=== Tarea indicada ===
Por favor, extrae íntegro el fragmento sobre la muerte del padre, sin alterar ni una palabra.

=== Fragmento de origen ===
====

Un acontecimiento de signo trágico se produjo en mi casa cuando yo contaba sólo siete años: mi padre, que tenía entonces cuarenta y siete, murió de repente a consecuencia de un infarto de miocardio. Su desaparición llenó mi casa de luto y de tristeza y transformó de la noche a la mañana la vida familiar en todos los órdenes (incluido, por supuesto, el económico, que hasta ese momento había sido muy desahogado y que a partir de entonces experimentó notables recortes). Allí acabó el paraíso infantil para mi hermana, para mi hermano y para mí. Aunque entonces no advirtiera del todo su alcance, aquella muerte me hizo tomar conciencia temprana del tiempo y de los estragos fatales que ocasiona. La ausencia de la figura paterna creó en mí una desprotección que me llevó a replegarme sobre mí mismo, a interiorizarme y a madurar de pronto en muchos aspectos (en otros, en cambio, maduraría con mucha lentitud). Es desde luego muy posible que aquel hecho tremendo por el que dejé de ser niño con tan sólo siete años tuviera algo o mucho que ver en mi acercamiento posterior a la poesía y hasta en el signo de una buena parte de los poemas que yo iba a escribir.

====

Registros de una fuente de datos

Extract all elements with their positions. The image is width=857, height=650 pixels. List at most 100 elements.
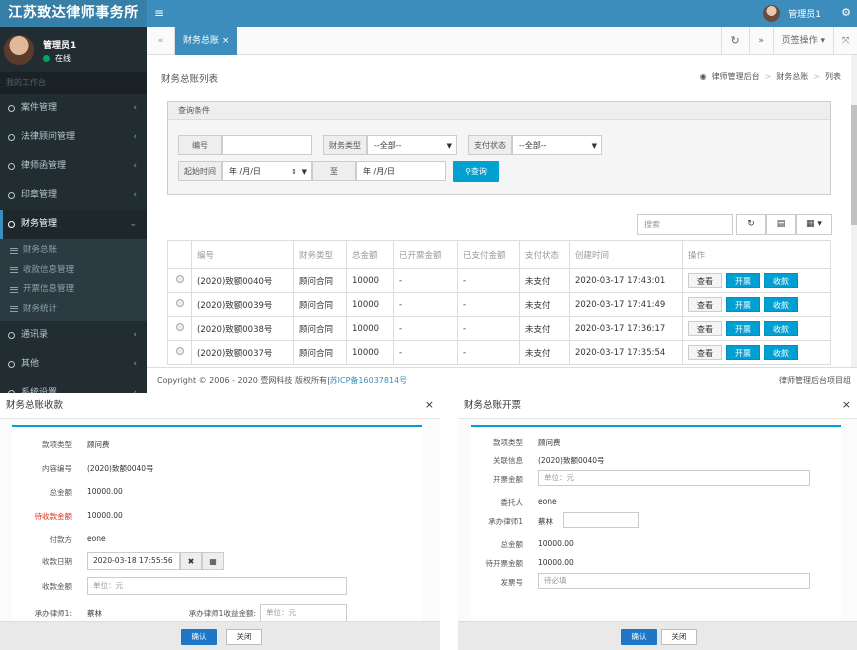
pay-status-select[interactable]: --全部-- ▼: [512, 135, 602, 155]
scrollbar[interactable]: [851, 55, 857, 393]
tab-bar-tools: ↻ » 页签操作 ▾ ⤧: [720, 27, 857, 55]
sidebar-item-settings[interactable]: 系统设置 ‹: [0, 379, 147, 393]
column-header[interactable]: 创建时间: [569, 240, 683, 269]
view-button[interactable]: 查看: [688, 297, 722, 312]
column-header[interactable]: 已支付金额: [457, 240, 520, 269]
refresh-icon[interactable]: ↻: [736, 214, 766, 235]
table-row[interactable]: (2020)致额0037号 顾问合同 10000 - - 未支付 2020-03…: [167, 340, 831, 365]
status-text: 在线: [55, 54, 71, 63]
submenu-item-stats[interactable]: 财务统计: [0, 300, 147, 320]
sidebar-item-letters[interactable]: 律师函管理 ‹: [0, 152, 147, 181]
cell-paid: -: [457, 268, 520, 293]
fullscreen-icon[interactable]: ⤧: [833, 27, 857, 55]
sidebar-item-cases[interactable]: 案件管理 ‹: [0, 94, 147, 123]
row-select[interactable]: [167, 316, 192, 341]
user-menu[interactable]: 管理员1: [763, 4, 821, 23]
close-button[interactable]: 关闭: [226, 629, 262, 645]
receive-button[interactable]: 收款: [764, 273, 798, 288]
table-row[interactable]: (2020)致额0039号 顾问合同 10000 - - 未支付 2020-03…: [167, 292, 831, 317]
lawyer-amount-input[interactable]: 单位：元: [260, 604, 347, 621]
columns-icon[interactable]: ▦ ▾: [796, 214, 832, 235]
view-button[interactable]: 查看: [688, 321, 722, 336]
logo[interactable]: 江苏致达律师事务所: [0, 0, 147, 27]
sidebar-item-contacts[interactable]: 通讯录 ‹: [0, 321, 147, 350]
submenu-item-receipts[interactable]: 收款信息管理: [0, 261, 147, 281]
refresh-icon[interactable]: ↻: [720, 27, 749, 55]
cell-type: 顾问合同: [293, 292, 347, 317]
receive-button[interactable]: 收款: [764, 345, 798, 360]
field-label: 款项类型: [42, 440, 72, 449]
list-icon: [10, 306, 18, 313]
type-select[interactable]: --全部-- ▼: [367, 135, 457, 155]
number-input[interactable]: [222, 135, 312, 155]
start-date-input[interactable]: 年 /月/日 ⇕ ▼: [222, 161, 312, 181]
confirm-button[interactable]: 确认: [621, 629, 657, 645]
row-select[interactable]: [167, 340, 192, 365]
field-value: 蔡林: [538, 517, 553, 526]
menu-toggle-icon[interactable]: ≡: [154, 6, 164, 20]
view-button[interactable]: 查看: [688, 345, 722, 360]
close-icon[interactable]: ×: [425, 393, 434, 417]
invoice-amount-input[interactable]: 单位：元: [538, 470, 810, 486]
radio-icon[interactable]: [175, 299, 184, 307]
radio-icon[interactable]: [175, 323, 184, 331]
tab-scroll-right-icon[interactable]: »: [748, 27, 773, 55]
clear-date-icon[interactable]: ✖: [180, 552, 202, 570]
type-select-value: --全部--: [374, 141, 402, 150]
toggle-view-icon[interactable]: ▤: [766, 214, 796, 235]
tab-ledger[interactable]: 财务总账 ×: [175, 27, 238, 55]
query-button[interactable]: ⚲查询: [453, 161, 499, 182]
cell-created: 2020-03-17 17:36:17: [569, 316, 683, 341]
calendar-icon[interactable]: ▦: [202, 552, 224, 570]
scrollbar-thumb[interactable]: [851, 105, 857, 225]
invoice-button[interactable]: 开票: [726, 345, 760, 360]
submenu-item-invoices[interactable]: 开票信息管理: [0, 280, 147, 300]
row-select[interactable]: [167, 268, 192, 293]
chevron-left-icon: ‹: [133, 330, 137, 340]
breadcrumb-separator: >: [813, 72, 820, 81]
radio-icon[interactable]: [175, 275, 184, 283]
column-header[interactable]: 已开票金额: [393, 240, 458, 269]
receipt-date-input[interactable]: 2020-03-18 17:55:56: [87, 552, 180, 570]
sidebar-item-advisors[interactable]: 法律顾问管理 ‹: [0, 123, 147, 152]
column-header[interactable]: 支付状态: [519, 240, 570, 269]
close-icon[interactable]: ×: [222, 36, 230, 46]
confirm-button[interactable]: 确认: [181, 629, 217, 645]
column-header[interactable]: 编号: [191, 240, 294, 269]
lawyer-input[interactable]: [563, 512, 639, 528]
receipt-amount-input[interactable]: 单位：元: [87, 577, 347, 595]
view-button[interactable]: 查看: [688, 273, 722, 288]
icp-link[interactable]: 苏ICP备16037814号: [330, 376, 408, 385]
radio-icon[interactable]: [175, 347, 184, 355]
submenu-item-ledger[interactable]: 财务总账: [0, 241, 147, 261]
receive-button[interactable]: 收款: [764, 297, 798, 312]
caret-down-icon[interactable]: ▼: [302, 162, 307, 182]
invoice-button[interactable]: 开票: [726, 321, 760, 336]
sidebar-item-seals[interactable]: 印章管理 ‹: [0, 181, 147, 210]
column-header[interactable]: 总金额: [346, 240, 394, 269]
tab-scroll-left-icon[interactable]: «: [147, 27, 175, 55]
close-icon[interactable]: ×: [842, 393, 851, 417]
column-header[interactable]: 财务类型: [293, 240, 347, 269]
receipt-date-label: 收款日期: [42, 557, 72, 566]
field-label: 待开票金额: [485, 559, 524, 568]
breadcrumb-item[interactable]: 律师管理后台: [712, 71, 760, 82]
table-search-input[interactable]: 搜索: [637, 214, 733, 235]
invoice-button[interactable]: 开票: [726, 273, 760, 288]
end-date-input[interactable]: 年 /月/日: [356, 161, 446, 181]
tab-ops-button[interactable]: 页签操作 ▾: [772, 27, 833, 55]
receive-button[interactable]: 收款: [764, 321, 798, 336]
close-button[interactable]: 关闭: [661, 629, 697, 645]
spinner-icon[interactable]: ⇕: [291, 162, 297, 182]
row-select[interactable]: [167, 292, 192, 317]
circle-icon: [8, 105, 15, 112]
gears-icon[interactable]: ⚙: [841, 6, 851, 20]
cell-invoiced: -: [393, 340, 458, 365]
table-row[interactable]: (2020)致额0040号 顾问合同 10000 - - 未支付 2020-03…: [167, 268, 831, 293]
sidebar-item-finance[interactable]: 财务管理 ⌄: [0, 210, 147, 239]
invoice-number-input[interactable]: 待必填: [538, 573, 810, 589]
invoice-button[interactable]: 开票: [726, 297, 760, 312]
breadcrumb-item[interactable]: 财务总账: [776, 71, 808, 82]
table-row[interactable]: (2020)致额0038号 顾问合同 10000 - - 未支付 2020-03…: [167, 316, 831, 341]
sidebar-item-other[interactable]: 其他 ‹: [0, 350, 147, 379]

====

=== Respuesta redactada ===
Un acontecimiento de signo trágico se produjo en mi casa cuando yo contaba sólo siete años: mi padre, que tenía entonces cuarenta y siete, murió de repente a consecuencia de un infarto de miocardio. Su desaparición llenó mi casa de luto y de tristeza y transformó de la noche a la mañana la vida familiar en todos los órdenes (incluido, por supuesto, el económico, que hasta ese momento había sido muy desahogado y que a partir de entonces experimentó notables recortes). Allí acabó el paraíso infantil para mi hermana, para mi hermano y para mí. Aunque entonces no advirtiera del todo su alcance, aquella muerte me hizo tomar conciencia temprana del tiempo y de los estragos fatales que ocasiona. La ausencia de la figura paterna creó en mí una desprotección que me llevó a replegarme sobre mí mismo, a interiorizarme y a madurar de pronto en muchos aspectos (en otros, en cambio, maduraría con mucha lentitud). Es desde luego muy posible que aquel hecho tremendo por el que dejé de ser niño con tan sólo siete años tuviera algo o mucho que ver en mi acercamiento posterior a la poesía y hasta en el signo de una buena parte de los poemas que yo iba a escribir.